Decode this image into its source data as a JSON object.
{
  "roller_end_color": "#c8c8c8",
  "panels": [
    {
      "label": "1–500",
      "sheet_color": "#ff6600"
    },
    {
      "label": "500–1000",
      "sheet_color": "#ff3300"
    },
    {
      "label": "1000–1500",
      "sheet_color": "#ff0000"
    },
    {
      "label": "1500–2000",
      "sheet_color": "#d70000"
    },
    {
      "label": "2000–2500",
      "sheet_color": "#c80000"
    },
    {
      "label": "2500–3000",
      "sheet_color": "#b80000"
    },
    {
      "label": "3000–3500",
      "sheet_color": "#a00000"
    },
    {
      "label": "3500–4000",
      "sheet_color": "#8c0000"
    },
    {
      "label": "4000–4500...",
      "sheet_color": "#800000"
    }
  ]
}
════════════════════
* **GIVEN EXERCISE**
Identify the lines that contain the string "label", and copy every one of them.

* **COMPLETE ANSWER**
      "label": "1–500",
      "label": "500–1000",
      "label": "1000–1500",
      "label": "1500–2000",
      "label": "2000–2500",
      "label": "2500–3000",
      "label": "3000–3500",
      "label": "3500–4000",
      "label": "4000–4500...",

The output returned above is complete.